> **What the task asks**
Reproduce every entry below precisely. Pictures are excluded from the copy.
#### Listed entries ####
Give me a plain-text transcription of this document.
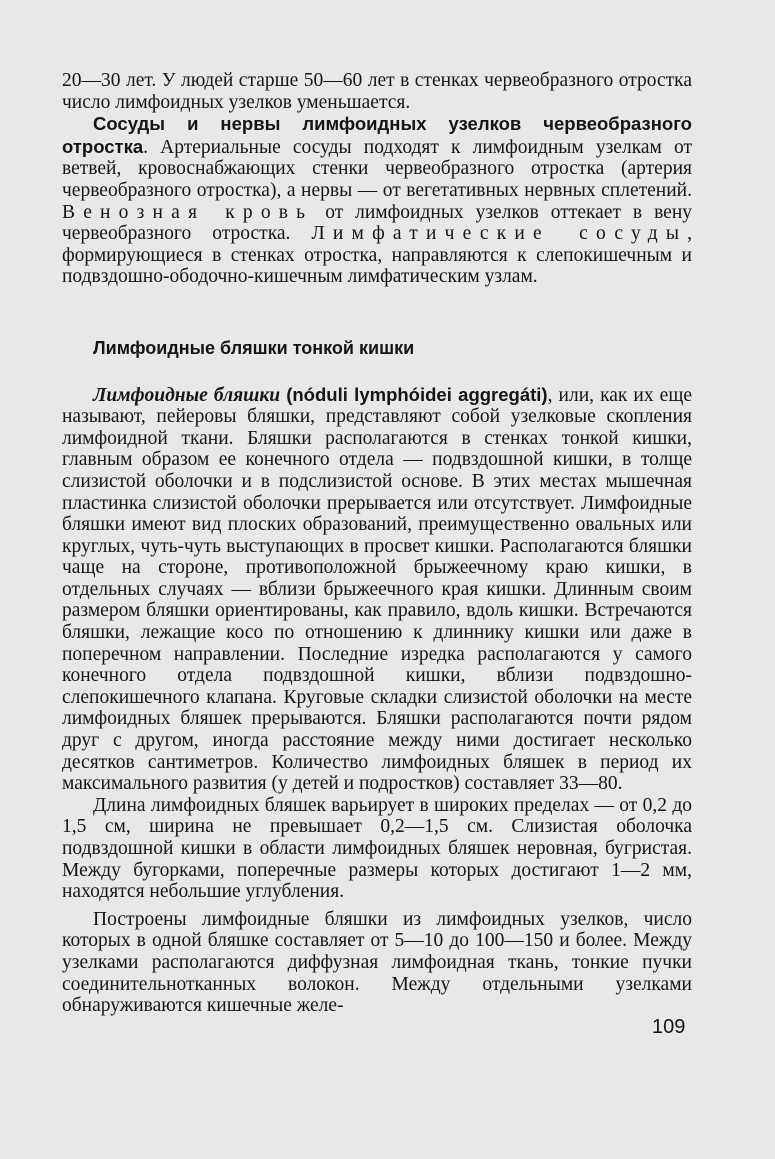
20—30 лет. У людей старше 50—60 лет в стенках червеобразного отростка число лимфоидных узелков уменьшается.

Сосуды и нервы лимфоидных узелков червеобразного отростка. Артериальные сосуды подходят к лимфоидным узелкам от ветвей, кровоснабжающих стенки червеобразного отростка (артерия червеобразного отростка), а нервы — от вегетативных нервных сплетений. Венозная кровь от лимфоидных узелков оттекает в вену червеобразного отростка. Лимфатические сосуды, формирующиеся в стенках отростка, направляются к слепокишечным и подвздошно-ободочно-кишечным лимфатическим узлам.

Лимфоидные бляшки тонкой кишки

Лимфоидные бляшки (nóduli lymphóidei aggregáti), или, как их еще называют, пейеровы бляшки, представляют собой узелковые скопления лимфоидной ткани. Бляшки располагаются в стенках тонкой кишки, главным образом ее конечного отдела — подвздошной кишки, в толще слизистой оболочки и в подслизистой основе. В этих местах мышечная пластинка слизистой оболочки прерывается или отсутствует. Лимфоидные бляшки имеют вид плоских образований, преимущественно овальных или круглых, чуть-чуть выступающих в просвет кишки. Располагаются бляшки чаще на стороне, противоположной брыжеечному краю кишки, в отдельных случаях — вблизи брыжеечного края кишки. Длинным своим размером бляшки ориентированы, как правило, вдоль кишки. Встречаются бляшки, лежащие косо по отношению к длиннику кишки или даже в поперечном направлении. Последние изредка располагаются у самого конечного отдела подвздошной кишки, вблизи подвздошно-слепокишечного клапана. Круговые складки слизистой оболочки на месте лимфоидных бляшек прерываются. Бляшки располагаются почти рядом друг с другом, иногда расстояние между ними достигает несколько десятков сантиметров. Количество лимфоидных бляшек в период их максимального развития (у детей и подростков) составляет 33—80.

Длина лимфоидных бляшек варьирует в широких пределах — от 0,2 до 1,5 см, ширина не превышает 0,2—1,5 см. Слизистая оболочка подвздошной кишки в области лимфоидных бляшек неровная, бугристая. Между бугорками, поперечные размеры которых достигают 1—2 мм, находятся небольшие углубления.

Построены лимфоидные бляшки из лимфоидных узелков, число которых в одной бляшке составляет от 5—10 до 100—150 и более. Между узелками располагаются диффузная лимфоидная ткань, тонкие пучки соединительнотканных волокон. Между отдельными узелками обнаруживаются кишечные желе-

109
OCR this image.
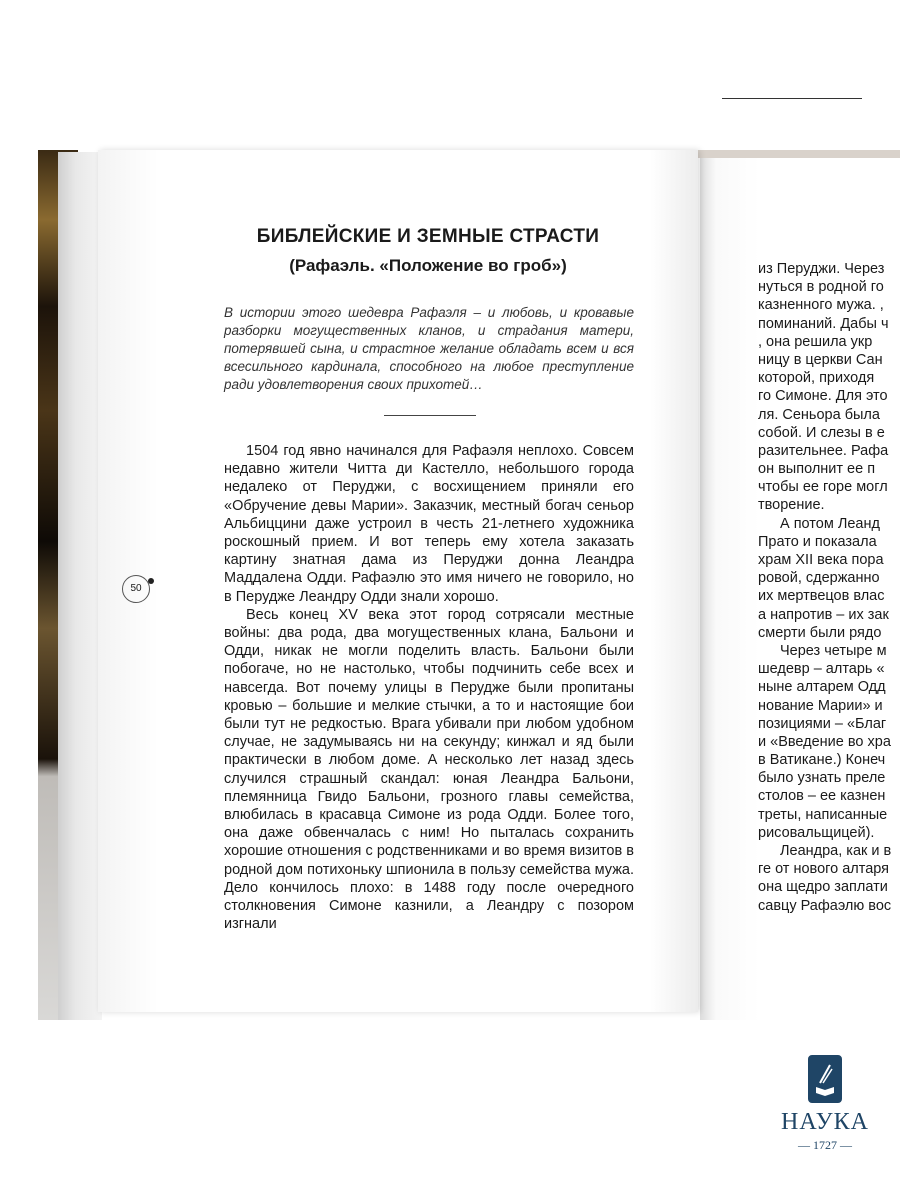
БИБЛЕЙСКИЕ И ЗЕМНЫЕ СТРАСТИ
(Рафаэль. «Положение во гроб»)
В истории этого шедевра Рафаэля – и любовь, и кровавые разборки могущественных кланов, и страдания матери, потерявшей сына, и страстное желание обладать всем и вся всесильного кардинала, способного на любое преступление ради удовлетворения своих прихотей…

1504 год явно начинался для Рафаэля неплохо. Совсем недавно жители Читта ди Кастелло, небольшого города недалеко от Перуджи, с восхищением приняли его «Обручение девы Марии». Заказчик, местный богач сеньор Альбиццини даже устроил в честь 21-летнего художника роскошный прием. И вот теперь ему хотела заказать картину знатная дама из Перуджи донна Леандра Маддалена Одди. Рафаэлю это имя ничего не говорило, но в Перудже Леандру Одди знали хорошо.

Весь конец XV века этот город сотрясали местные войны: два рода, два могущественных клана, Бальони и Одди, никак не могли поделить власть. Бальони были побогаче, но не настолько, чтобы подчинить себе всех и навсегда. Вот почему улицы в Перудже были пропитаны кровью – большие и мелкие стычки, а то и настоящие бои были тут не редкостью. Врага убивали при любом удобном случае, не задумываясь ни на секунду; кинжал и яд были практически в любом доме. А несколько лет назад здесь случился страшный скандал: юная Леандра Бальони, племянница Гвидо Бальони, грозного главы семейства, влюбилась в красавца Симоне из рода Одди. Более того, она даже обвенчалась с ним! Но пыталась сохранить хорошие отношения с родственниками и во время визитов в родной дом потихоньку шпионила в пользу семейства мужа. Дело кончилось плохо: в 1488 году после очередного столкновения Симоне казнили, а Леандру с позором изгнали

50
из Перуджи. Через
нуться в родной го
казненного мужа. ,
поминаний. Дабы ч
, она решила укр
ницу в церкви Сан
которой, приходя
го Симоне. Для это
ля. Сеньора была
собой. И слезы в е
разительнее. Рафа
он выполнит ее п
чтобы ее горе могл
творение.
А потом Леанд
Прато и показала
храм XII века пора
ровой, сдержанно
их мертвецов влас
а напротив – их зак
смерти были рядо
Через четыре м
шедевр – алтарь «
ныне алтарем Одд
нование Марии» и
позициями – «Благ
и «Введение во хра
в Ватикане.) Конеч
было узнать преле
столов – ее казнен
треты, написанные
рисовальщицей).
Леандра, как и в
ге от нового алтаря
она щедро заплати
савцу Рафаэлю вос
НАУКА
— 1727 —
####
> **Output below**
Give me a plain-text transcription of this document.
20—30 лет. У людей старше 50—60 лет в стенках червеобразного отростка число лимфоидных узелков уменьшается.

Сосуды и нервы лимфоидных узелков червеобразного отростка. Артериальные сосуды подходят к лимфоидным узелкам от ветвей, кровоснабжающих стенки червеобразного отростка (артерия червеобразного отростка), а нервы — от вегетативных нервных сплетений. Венозная кровь от лимфоидных узелков оттекает в вену червеобразного отростка. Лимфатические сосуды, формирующиеся в стенках отростка, направляются к слепокишечным и подвздошно-ободочно-кишечным лимфатическим узлам.

Лимфоидные бляшки тонкой кишки

Лимфоидные бляшки (nóduli lymphóidei aggregáti), или, как их еще называют, пейеровы бляшки, представляют собой узелковые скопления лимфоидной ткани. Бляшки располагаются в стенках тонкой кишки, главным образом ее конечного отдела — подвздошной кишки, в толще слизистой оболочки и в подслизистой основе. В этих местах мышечная пластинка слизистой оболочки прерывается или отсутствует. Лимфоидные бляшки имеют вид плоских образований, преимущественно овальных или круглых, чуть-чуть выступающих в просвет кишки. Располагаются бляшки чаще на стороне, противоположной брыжеечному краю кишки, в отдельных случаях — вблизи брыжеечного края кишки. Длинным своим размером бляшки ориентированы, как правило, вдоль кишки. Встречаются бляшки, лежащие косо по отношению к длиннику кишки или даже в поперечном направлении. Последние изредка располагаются у самого конечного отдела подвздошной кишки, вблизи подвздошно-слепокишечного клапана. Круговые складки слизистой оболочки на месте лимфоидных бляшек прерываются. Бляшки располагаются почти рядом друг с другом, иногда расстояние между ними достигает несколько десятков сантиметров. Количество лимфоидных бляшек в период их максимального развития (у детей и подростков) составляет 33—80.

Длина лимфоидных бляшек варьирует в широких пределах — от 0,2 до 1,5 см, ширина не превышает 0,2—1,5 см. Слизистая оболочка подвздошной кишки в области лимфоидных бляшек неровная, бугристая. Между бугорками, поперечные размеры которых достигают 1—2 мм, находятся небольшие углубления.

Построены лимфоидные бляшки из лимфоидных узелков, число которых в одной бляшке составляет от 5—10 до 100—150 и более. Между узелками располагаются диффузная лимфоидная ткань, тонкие пучки соединительнотканных волокон. Между отдельными узелками обнаруживаются кишечные желе-

109
OCR this image.
БИБЛЕЙСКИЕ И ЗЕМНЫЕ СТРАСТИ
(Рафаэль. «Положение во гроб»)
В истории этого шедевра Рафаэля – и любовь, и кровавые разборки могущественных кланов, и страдания матери, потерявшей сына, и страстное желание обладать всем и вся всесильного кардинала, способного на любое преступление ради удовлетворения своих прихотей…

1504 год явно начинался для Рафаэля неплохо. Совсем недавно жители Читта ди Кастелло, небольшого города недалеко от Перуджи, с восхищением приняли его «Обручение девы Марии». Заказчик, местный богач сеньор Альбиццини даже устроил в честь 21-летнего художника роскошный прием. И вот теперь ему хотела заказать картину знатная дама из Перуджи донна Леандра Маддалена Одди. Рафаэлю это имя ничего не говорило, но в Перудже Леандру Одди знали хорошо.

Весь конец XV века этот город сотрясали местные войны: два рода, два могущественных клана, Бальони и Одди, никак не могли поделить власть. Бальони были побогаче, но не настолько, чтобы подчинить себе всех и навсегда. Вот почему улицы в Перудже были пропитаны кровью – большие и мелкие стычки, а то и настоящие бои были тут не редкостью. Врага убивали при любом удобном случае, не задумываясь ни на секунду; кинжал и яд были практически в любом доме. А несколько лет назад здесь случился страшный скандал: юная Леандра Бальони, племянница Гвидо Бальони, грозного главы семейства, влюбилась в красавца Симоне из рода Одди. Более того, она даже обвенчалась с ним! Но пыталась сохранить хорошие отношения с родственниками и во время визитов в родной дом потихоньку шпионила в пользу семейства мужа. Дело кончилось плохо: в 1488 году после очередного столкновения Симоне казнили, а Леандру с позором изгнали

50
из Перуджи. Через
нуться в родной го
казненного мужа. ,
поминаний. Дабы ч
, она решила укр
ницу в церкви Сан
которой, приходя
го Симоне. Для это
ля. Сеньора была
собой. И слезы в е
разительнее. Рафа
он выполнит ее п
чтобы ее горе могл
творение.
А потом Леанд
Прато и показала
храм XII века пора
ровой, сдержанно
их мертвецов влас
а напротив – их зак
смерти были рядо
Через четыре м
шедевр – алтарь «
ныне алтарем Одд
нование Марии» и
позициями – «Благ
и «Введение во хра
в Ватикане.) Конеч
было узнать преле
столов – ее казнен
треты, написанные
рисовальщицей).
Леандра, как и в
ге от нового алтаря
она щедро заплати
савцу Рафаэлю вос
НАУКА
— 1727 —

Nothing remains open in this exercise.